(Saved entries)

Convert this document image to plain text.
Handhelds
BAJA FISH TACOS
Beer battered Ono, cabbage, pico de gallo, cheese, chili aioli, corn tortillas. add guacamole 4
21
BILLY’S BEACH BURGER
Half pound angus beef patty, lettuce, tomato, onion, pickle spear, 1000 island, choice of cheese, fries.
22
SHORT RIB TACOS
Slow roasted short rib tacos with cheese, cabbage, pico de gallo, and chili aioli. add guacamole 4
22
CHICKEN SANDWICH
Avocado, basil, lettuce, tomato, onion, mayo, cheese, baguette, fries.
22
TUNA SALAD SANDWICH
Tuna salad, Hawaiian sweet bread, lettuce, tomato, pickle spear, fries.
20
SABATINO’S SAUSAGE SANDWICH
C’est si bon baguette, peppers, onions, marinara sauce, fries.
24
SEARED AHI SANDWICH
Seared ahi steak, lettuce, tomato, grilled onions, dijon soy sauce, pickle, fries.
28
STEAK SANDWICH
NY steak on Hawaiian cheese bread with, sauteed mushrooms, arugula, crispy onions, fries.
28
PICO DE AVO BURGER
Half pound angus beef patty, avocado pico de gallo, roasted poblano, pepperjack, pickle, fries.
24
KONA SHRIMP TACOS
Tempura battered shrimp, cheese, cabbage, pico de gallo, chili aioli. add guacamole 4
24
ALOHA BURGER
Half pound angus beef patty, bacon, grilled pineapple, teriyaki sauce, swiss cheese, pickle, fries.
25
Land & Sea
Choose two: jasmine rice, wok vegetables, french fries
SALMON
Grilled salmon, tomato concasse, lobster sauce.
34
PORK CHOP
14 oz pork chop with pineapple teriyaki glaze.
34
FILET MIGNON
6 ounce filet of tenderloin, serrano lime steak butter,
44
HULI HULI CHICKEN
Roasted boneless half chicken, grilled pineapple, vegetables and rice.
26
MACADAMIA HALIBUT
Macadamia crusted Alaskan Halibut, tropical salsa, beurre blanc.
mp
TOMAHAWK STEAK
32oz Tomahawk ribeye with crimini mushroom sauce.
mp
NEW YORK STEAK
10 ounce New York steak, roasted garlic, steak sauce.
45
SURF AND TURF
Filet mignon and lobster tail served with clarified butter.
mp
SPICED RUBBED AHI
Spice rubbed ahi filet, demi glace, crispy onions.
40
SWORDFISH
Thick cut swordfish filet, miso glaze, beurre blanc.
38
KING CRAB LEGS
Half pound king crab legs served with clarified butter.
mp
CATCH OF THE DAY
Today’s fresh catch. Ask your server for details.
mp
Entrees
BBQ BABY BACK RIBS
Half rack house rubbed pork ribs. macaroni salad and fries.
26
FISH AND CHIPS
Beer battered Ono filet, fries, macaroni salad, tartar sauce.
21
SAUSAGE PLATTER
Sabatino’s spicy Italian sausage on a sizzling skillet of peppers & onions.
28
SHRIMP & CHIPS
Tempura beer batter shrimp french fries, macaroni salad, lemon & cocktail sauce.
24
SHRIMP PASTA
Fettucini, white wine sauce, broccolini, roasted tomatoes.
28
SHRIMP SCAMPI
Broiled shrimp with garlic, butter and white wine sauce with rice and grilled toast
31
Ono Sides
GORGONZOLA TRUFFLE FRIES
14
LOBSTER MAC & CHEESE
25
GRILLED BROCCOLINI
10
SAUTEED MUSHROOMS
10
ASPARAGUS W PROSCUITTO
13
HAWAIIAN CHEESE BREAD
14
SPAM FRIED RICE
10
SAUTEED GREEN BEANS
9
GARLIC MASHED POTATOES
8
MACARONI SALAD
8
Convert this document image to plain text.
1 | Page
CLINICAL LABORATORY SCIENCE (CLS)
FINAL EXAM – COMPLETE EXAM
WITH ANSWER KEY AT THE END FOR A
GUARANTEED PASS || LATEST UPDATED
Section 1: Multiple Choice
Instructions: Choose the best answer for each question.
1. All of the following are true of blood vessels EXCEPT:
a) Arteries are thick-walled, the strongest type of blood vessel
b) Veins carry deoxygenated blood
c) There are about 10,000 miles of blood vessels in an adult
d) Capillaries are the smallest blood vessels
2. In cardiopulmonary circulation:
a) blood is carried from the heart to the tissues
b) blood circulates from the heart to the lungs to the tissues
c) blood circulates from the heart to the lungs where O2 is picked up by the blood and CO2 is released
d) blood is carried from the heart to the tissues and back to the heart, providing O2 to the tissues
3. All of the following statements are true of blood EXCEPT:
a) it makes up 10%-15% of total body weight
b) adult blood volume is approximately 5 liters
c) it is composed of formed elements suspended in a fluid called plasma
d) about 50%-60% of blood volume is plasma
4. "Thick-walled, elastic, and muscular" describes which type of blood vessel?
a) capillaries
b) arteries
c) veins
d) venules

> _Aim_
Identify all lines where the word "tissues" shows up. Copy them.

> _Complete response_
a) blood is carried from the heart to the tissues
b) blood circulates from the heart to the lungs to the tissues
d) blood is carried from the heart to the tissues and back to the heart, providing O2 to the tissues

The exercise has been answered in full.